**Task objective**
Pull out every line below containing the word "pueden".

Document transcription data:
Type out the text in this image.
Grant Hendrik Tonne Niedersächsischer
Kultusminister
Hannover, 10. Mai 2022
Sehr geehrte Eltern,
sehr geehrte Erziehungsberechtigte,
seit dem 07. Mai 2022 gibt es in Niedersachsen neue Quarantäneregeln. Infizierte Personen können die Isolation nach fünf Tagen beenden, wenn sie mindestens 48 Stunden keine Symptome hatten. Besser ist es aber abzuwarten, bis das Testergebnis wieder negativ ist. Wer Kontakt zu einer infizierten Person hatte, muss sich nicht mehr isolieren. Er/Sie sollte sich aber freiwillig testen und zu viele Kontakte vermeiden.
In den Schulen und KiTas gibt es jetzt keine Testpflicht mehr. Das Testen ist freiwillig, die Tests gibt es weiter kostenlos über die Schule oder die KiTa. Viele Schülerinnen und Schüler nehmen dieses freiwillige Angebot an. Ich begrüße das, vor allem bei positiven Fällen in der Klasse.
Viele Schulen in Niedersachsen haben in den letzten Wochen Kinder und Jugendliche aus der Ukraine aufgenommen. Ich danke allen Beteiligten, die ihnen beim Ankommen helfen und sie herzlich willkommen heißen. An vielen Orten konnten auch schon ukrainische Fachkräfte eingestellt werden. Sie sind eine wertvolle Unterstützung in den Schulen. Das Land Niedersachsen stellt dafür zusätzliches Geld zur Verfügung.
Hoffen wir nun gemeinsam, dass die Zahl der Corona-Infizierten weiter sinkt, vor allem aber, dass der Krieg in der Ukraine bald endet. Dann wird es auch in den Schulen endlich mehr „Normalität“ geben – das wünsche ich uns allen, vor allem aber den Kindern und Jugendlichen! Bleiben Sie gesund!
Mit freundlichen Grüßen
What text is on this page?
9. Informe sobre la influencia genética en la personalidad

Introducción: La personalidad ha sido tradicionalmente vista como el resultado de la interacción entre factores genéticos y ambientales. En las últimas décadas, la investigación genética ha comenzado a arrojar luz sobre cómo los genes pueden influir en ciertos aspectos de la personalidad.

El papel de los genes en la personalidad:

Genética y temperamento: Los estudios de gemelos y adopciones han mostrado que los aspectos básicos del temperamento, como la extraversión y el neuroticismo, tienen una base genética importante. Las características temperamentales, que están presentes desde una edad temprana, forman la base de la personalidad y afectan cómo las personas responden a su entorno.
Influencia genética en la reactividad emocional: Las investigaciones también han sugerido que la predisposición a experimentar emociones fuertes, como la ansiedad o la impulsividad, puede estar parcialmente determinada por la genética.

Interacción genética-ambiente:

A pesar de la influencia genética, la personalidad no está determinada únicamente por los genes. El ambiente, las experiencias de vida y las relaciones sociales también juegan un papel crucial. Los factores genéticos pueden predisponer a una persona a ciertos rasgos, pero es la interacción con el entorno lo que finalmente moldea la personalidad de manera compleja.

**Answer box**
Introducción: La personalidad ha sido tradicionalmente vista como el resultado de la interacción entre factores genéticos y ambientales. En las últimas décadas, la investigación genética ha comenzado a arrojar luz sobre cómo los genes pueden influir en ciertos aspectos de la personalidad.
A pesar de la influencia genética, la personalidad no está determinada únicamente por los genes. El ambiente, las experiencias de vida y las relaciones sociales también juegan un papel crucial. Los factores genéticos pueden predisponer a una persona a ciertos rasgos, pero es la interacción con el entorno lo que finalmente moldea la personalidad de manera compleja.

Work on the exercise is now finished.